[start of Exercise input]
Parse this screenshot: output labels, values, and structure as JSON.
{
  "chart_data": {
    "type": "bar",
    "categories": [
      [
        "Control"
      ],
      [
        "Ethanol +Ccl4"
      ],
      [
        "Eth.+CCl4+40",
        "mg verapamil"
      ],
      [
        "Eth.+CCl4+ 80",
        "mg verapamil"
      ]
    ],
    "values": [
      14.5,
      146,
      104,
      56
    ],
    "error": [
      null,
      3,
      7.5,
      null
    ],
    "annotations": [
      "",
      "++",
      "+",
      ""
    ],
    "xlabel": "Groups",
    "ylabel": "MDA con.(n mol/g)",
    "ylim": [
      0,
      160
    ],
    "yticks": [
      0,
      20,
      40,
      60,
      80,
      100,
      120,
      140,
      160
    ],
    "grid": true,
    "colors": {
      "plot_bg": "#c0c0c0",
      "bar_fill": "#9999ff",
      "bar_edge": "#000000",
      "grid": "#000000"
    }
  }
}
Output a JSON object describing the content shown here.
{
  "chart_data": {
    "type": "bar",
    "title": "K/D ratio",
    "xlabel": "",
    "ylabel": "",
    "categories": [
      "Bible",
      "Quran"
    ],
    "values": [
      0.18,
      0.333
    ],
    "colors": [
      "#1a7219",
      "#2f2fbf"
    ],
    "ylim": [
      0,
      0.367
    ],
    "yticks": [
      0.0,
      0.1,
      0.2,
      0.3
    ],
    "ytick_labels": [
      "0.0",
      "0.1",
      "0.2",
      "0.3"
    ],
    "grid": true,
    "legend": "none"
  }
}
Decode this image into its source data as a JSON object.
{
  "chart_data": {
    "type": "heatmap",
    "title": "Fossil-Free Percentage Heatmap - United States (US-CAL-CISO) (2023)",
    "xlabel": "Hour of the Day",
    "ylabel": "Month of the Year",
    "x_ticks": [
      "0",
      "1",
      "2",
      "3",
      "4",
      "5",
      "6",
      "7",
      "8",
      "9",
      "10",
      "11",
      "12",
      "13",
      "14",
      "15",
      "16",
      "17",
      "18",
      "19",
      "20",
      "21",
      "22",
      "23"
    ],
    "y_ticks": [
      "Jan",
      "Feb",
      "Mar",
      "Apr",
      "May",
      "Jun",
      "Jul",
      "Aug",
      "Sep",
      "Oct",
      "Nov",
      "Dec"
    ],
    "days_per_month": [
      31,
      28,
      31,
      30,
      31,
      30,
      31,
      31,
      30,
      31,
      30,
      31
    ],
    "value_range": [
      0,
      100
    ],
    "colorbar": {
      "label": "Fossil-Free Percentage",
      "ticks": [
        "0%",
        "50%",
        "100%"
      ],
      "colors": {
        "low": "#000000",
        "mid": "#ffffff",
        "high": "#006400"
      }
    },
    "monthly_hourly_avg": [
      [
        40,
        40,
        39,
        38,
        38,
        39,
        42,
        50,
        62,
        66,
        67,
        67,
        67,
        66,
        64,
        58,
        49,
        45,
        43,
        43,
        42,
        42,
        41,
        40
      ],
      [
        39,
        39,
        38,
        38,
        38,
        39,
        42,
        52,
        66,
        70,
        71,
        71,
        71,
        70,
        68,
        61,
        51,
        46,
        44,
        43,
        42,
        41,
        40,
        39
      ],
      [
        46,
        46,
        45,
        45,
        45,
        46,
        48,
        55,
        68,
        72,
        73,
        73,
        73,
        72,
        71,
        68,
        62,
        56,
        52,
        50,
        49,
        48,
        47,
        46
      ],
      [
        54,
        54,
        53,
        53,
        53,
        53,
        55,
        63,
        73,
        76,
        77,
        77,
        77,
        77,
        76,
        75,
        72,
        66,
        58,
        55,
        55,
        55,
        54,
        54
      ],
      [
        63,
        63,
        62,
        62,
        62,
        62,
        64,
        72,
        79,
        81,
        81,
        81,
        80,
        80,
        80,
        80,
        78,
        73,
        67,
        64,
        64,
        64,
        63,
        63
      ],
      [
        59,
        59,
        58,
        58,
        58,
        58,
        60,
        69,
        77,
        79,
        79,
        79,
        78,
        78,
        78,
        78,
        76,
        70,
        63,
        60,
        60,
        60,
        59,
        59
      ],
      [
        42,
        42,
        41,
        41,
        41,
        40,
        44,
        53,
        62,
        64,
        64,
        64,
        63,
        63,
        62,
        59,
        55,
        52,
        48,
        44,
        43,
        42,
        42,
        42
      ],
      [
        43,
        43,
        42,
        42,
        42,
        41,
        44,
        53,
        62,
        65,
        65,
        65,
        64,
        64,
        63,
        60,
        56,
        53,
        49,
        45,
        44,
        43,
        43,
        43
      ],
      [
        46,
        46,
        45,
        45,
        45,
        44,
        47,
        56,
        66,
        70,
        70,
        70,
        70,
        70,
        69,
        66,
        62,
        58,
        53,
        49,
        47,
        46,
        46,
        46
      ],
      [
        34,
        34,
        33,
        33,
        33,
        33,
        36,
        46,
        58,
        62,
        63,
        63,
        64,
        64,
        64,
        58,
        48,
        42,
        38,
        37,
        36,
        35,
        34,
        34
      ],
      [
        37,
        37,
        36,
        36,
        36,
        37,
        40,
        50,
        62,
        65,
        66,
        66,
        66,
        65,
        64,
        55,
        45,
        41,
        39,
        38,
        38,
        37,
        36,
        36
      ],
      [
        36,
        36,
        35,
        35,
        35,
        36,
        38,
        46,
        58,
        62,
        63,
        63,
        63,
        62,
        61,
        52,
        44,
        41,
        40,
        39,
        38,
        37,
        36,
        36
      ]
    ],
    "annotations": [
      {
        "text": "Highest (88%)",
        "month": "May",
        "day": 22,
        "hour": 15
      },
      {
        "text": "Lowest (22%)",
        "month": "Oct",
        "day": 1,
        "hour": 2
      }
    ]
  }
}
[end of Exercise input]
## Exercise instructions
Each line containing the word "xlabel" counts once; say how many such lines there are, giving only the number.

## Full solution
3